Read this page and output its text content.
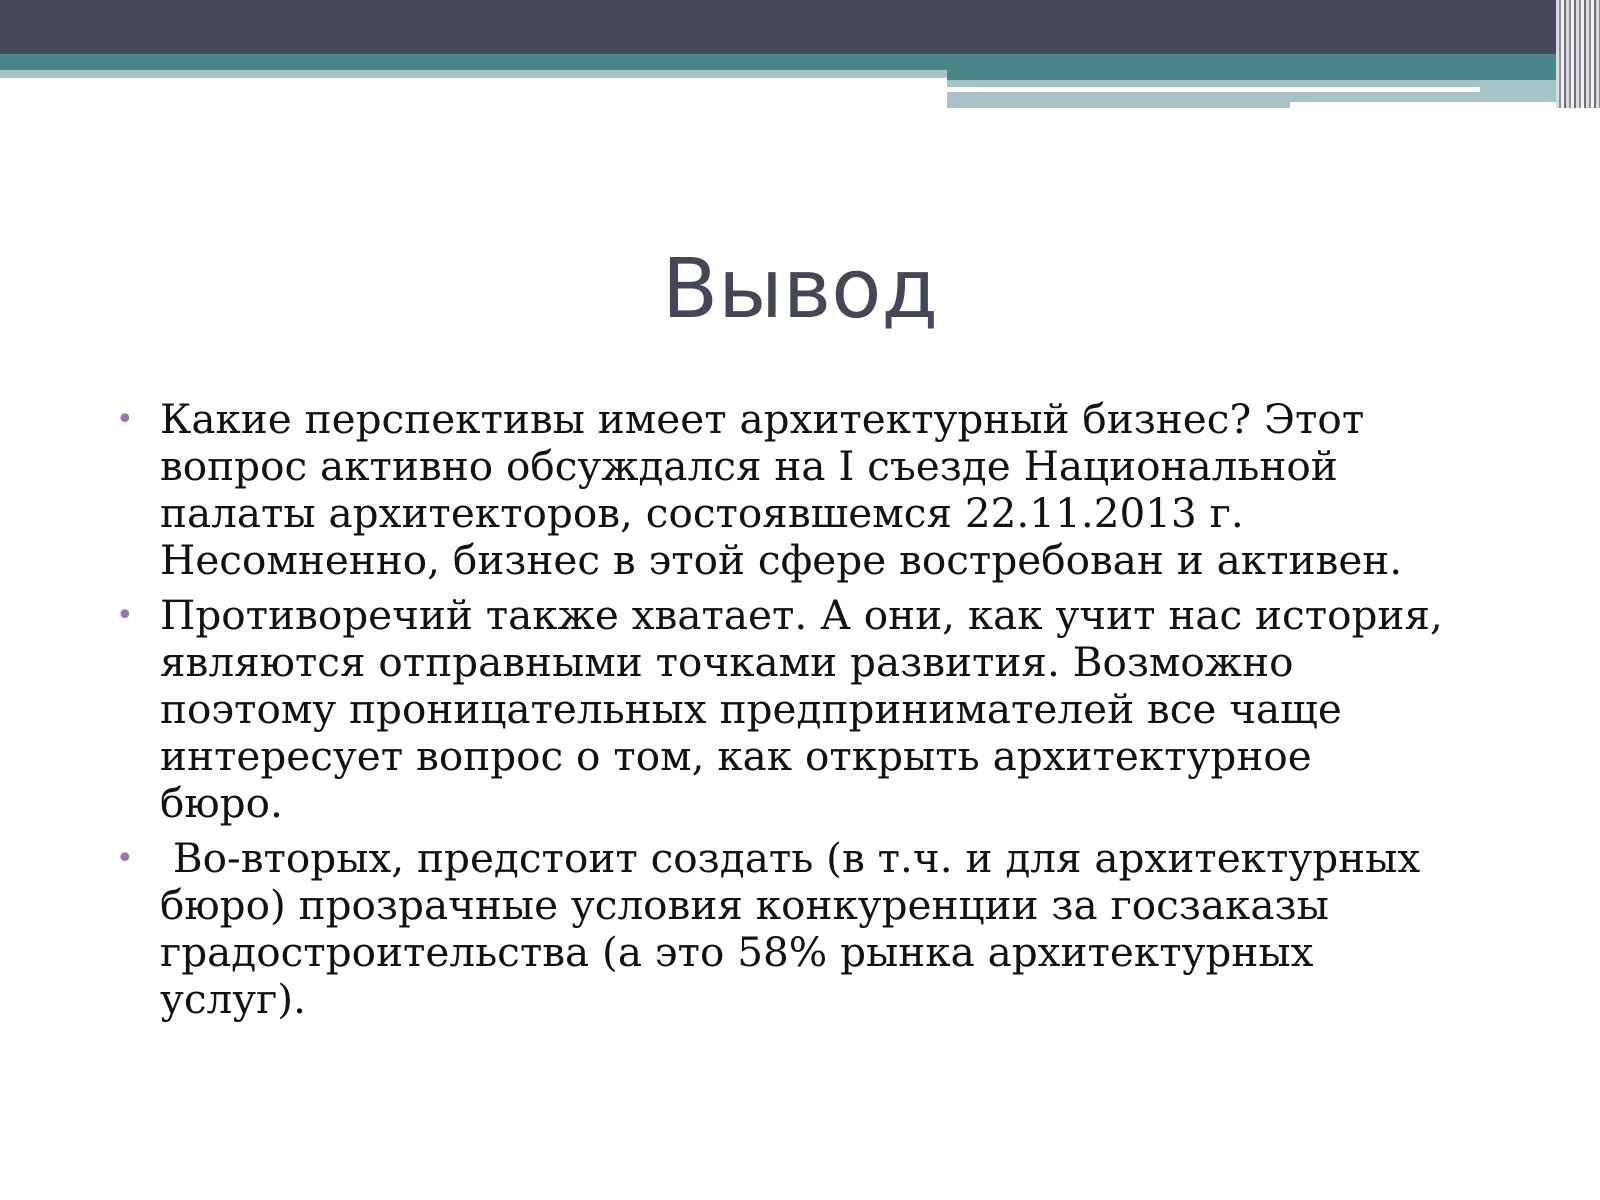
Вывод
• Какие перспективы имеет архитектурный бизнес? Этот
вопрос активно обсуждался на I съезде Национальной
палаты архитекторов, состоявшемся 22.11.2013 г.
Несомненно, бизнес в этой сфере востребован и активен.
• Противоречий также хватает. А они, как учит нас история,
являются отправными точками развития. Возможно
поэтому проницательных предпринимателей все чаще
интересует вопрос о том, как открыть архитектурное
бюро.
• Во-вторых, предстоит создать (в т.ч. и для архитектурных
бюро) прозрачные условия конкуренции за госзаказы
градостроительства (а это 58% рынка архитектурных
услуг).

____

TASK OBJECTIVE: Copy each line above precisely, dropping the pictures.

SOLUTION TO THIS TASK:
Read this page and output its text content.
Вывод
• Какие перспективы имеет архитектурный бизнес? Этот
вопрос активно обсуждался на I съезде Национальной
палаты архитекторов, состоявшемся 22.11.2013 г.
Несомненно, бизнес в этой сфере востребован и активен.
• Противоречий также хватает. А они, как учит нас история,
являются отправными точками развития. Возможно
поэтому проницательных предпринимателей все чаще
интересует вопрос о том, как открыть архитектурное
бюро.
• Во-вторых, предстоит создать (в т.ч. и для архитектурных
бюро) прозрачные условия конкуренции за госзаказы
градостроительства (а это 58% рынка архитектурных
услуг).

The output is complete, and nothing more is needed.